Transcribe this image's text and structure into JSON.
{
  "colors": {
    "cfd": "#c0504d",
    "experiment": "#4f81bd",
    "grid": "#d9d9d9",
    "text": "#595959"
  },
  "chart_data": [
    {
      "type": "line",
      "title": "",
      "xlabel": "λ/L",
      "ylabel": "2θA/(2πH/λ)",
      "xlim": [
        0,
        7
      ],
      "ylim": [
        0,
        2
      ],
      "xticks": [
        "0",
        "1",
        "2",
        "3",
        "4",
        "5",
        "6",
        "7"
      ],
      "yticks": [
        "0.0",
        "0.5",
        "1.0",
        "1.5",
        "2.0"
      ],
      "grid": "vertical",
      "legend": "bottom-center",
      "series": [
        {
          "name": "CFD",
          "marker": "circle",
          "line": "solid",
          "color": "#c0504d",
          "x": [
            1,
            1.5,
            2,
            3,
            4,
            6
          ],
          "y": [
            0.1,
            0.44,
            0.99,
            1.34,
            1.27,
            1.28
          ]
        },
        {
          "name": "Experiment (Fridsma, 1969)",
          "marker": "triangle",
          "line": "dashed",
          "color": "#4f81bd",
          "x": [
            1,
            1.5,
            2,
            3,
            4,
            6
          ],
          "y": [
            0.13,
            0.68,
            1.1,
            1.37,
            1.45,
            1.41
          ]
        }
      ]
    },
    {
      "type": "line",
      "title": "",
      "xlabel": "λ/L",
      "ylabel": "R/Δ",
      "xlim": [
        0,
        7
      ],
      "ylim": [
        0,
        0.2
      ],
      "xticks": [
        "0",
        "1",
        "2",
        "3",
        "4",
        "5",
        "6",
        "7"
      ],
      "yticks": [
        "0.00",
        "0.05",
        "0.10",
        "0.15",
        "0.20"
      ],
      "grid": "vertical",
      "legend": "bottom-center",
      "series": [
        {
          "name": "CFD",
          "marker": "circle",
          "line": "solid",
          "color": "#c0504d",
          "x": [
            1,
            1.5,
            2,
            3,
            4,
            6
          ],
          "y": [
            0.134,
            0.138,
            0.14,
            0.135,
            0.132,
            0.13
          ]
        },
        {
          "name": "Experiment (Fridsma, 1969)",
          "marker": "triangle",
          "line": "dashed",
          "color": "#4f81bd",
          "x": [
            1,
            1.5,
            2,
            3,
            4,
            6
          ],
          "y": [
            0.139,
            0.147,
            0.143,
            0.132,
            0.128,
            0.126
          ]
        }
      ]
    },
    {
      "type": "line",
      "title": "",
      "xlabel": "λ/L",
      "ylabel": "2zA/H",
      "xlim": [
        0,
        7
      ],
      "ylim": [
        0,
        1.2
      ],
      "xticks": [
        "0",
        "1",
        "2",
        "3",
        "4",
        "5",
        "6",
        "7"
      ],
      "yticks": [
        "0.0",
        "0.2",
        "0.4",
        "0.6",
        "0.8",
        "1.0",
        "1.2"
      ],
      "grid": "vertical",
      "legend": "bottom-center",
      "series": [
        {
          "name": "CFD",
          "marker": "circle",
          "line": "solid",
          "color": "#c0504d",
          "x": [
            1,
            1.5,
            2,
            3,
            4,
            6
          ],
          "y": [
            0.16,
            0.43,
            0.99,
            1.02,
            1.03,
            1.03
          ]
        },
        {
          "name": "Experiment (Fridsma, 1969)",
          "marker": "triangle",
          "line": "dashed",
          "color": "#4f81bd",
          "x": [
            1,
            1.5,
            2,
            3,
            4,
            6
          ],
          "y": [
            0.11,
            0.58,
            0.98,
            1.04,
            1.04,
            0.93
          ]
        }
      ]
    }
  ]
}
################
WHAT IS EXPECTED –
Write the data from above out again, exactly.

RIGHT ANSWER –
Transcribe this image's text and structure into JSON.
{
  "colors": {
    "cfd": "#c0504d",
    "experiment": "#4f81bd",
    "grid": "#d9d9d9",
    "text": "#595959"
  },
  "chart_data": [
    {
      "type": "line",
      "title": "",
      "xlabel": "λ/L",
      "ylabel": "2θA/(2πH/λ)",
      "xlim": [
        0,
        7
      ],
      "ylim": [
        0,
        2
      ],
      "xticks": [
        "0",
        "1",
        "2",
        "3",
        "4",
        "5",
        "6",
        "7"
      ],
      "yticks": [
        "0.0",
        "0.5",
        "1.0",
        "1.5",
        "2.0"
      ],
      "grid": "vertical",
      "legend": "bottom-center",
      "series": [
        {
          "name": "CFD",
          "marker": "circle",
          "line": "solid",
          "color": "#c0504d",
          "x": [
            1,
            1.5,
            2,
            3,
            4,
            6
          ],
          "y": [
            0.1,
            0.44,
            0.99,
            1.34,
            1.27,
            1.28
          ]
        },
        {
          "name": "Experiment (Fridsma, 1969)",
          "marker": "triangle",
          "line": "dashed",
          "color": "#4f81bd",
          "x": [
            1,
            1.5,
            2,
            3,
            4,
            6
          ],
          "y": [
            0.13,
            0.68,
            1.1,
            1.37,
            1.45,
            1.41
          ]
        }
      ]
    },
    {
      "type": "line",
      "title": "",
      "xlabel": "λ/L",
      "ylabel": "R/Δ",
      "xlim": [
        0,
        7
      ],
      "ylim": [
        0,
        0.2
      ],
      "xticks": [
        "0",
        "1",
        "2",
        "3",
        "4",
        "5",
        "6",
        "7"
      ],
      "yticks": [
        "0.00",
        "0.05",
        "0.10",
        "0.15",
        "0.20"
      ],
      "grid": "vertical",
      "legend": "bottom-center",
      "series": [
        {
          "name": "CFD",
          "marker": "circle",
          "line": "solid",
          "color": "#c0504d",
          "x": [
            1,
            1.5,
            2,
            3,
            4,
            6
          ],
          "y": [
            0.134,
            0.138,
            0.14,
            0.135,
            0.132,
            0.13
          ]
        },
        {
          "name": "Experiment (Fridsma, 1969)",
          "marker": "triangle",
          "line": "dashed",
          "color": "#4f81bd",
          "x": [
            1,
            1.5,
            2,
            3,
            4,
            6
          ],
          "y": [
            0.139,
            0.147,
            0.143,
            0.132,
            0.128,
            0.126
          ]
        }
      ]
    },
    {
      "type": "line",
      "title": "",
      "xlabel": "λ/L",
      "ylabel": "2zA/H",
      "xlim": [
        0,
        7
      ],
      "ylim": [
        0,
        1.2
      ],
      "xticks": [
        "0",
        "1",
        "2",
        "3",
        "4",
        "5",
        "6",
        "7"
      ],
      "yticks": [
        "0.0",
        "0.2",
        "0.4",
        "0.6",
        "0.8",
        "1.0",
        "1.2"
      ],
      "grid": "vertical",
      "legend": "bottom-center",
      "series": [
        {
          "name": "CFD",
          "marker": "circle",
          "line": "solid",
          "color": "#c0504d",
          "x": [
            1,
            1.5,
            2,
            3,
            4,
            6
          ],
          "y": [
            0.16,
            0.43,
            0.99,
            1.02,
            1.03,
            1.03
          ]
        },
        {
          "name": "Experiment (Fridsma, 1969)",
          "marker": "triangle",
          "line": "dashed",
          "color": "#4f81bd",
          "x": [
            1,
            1.5,
            2,
            3,
            4,
            6
          ],
          "y": [
            0.11,
            0.58,
            0.98,
            1.04,
            1.04,
            0.93
          ]
        }
      ]
    }
  ]
}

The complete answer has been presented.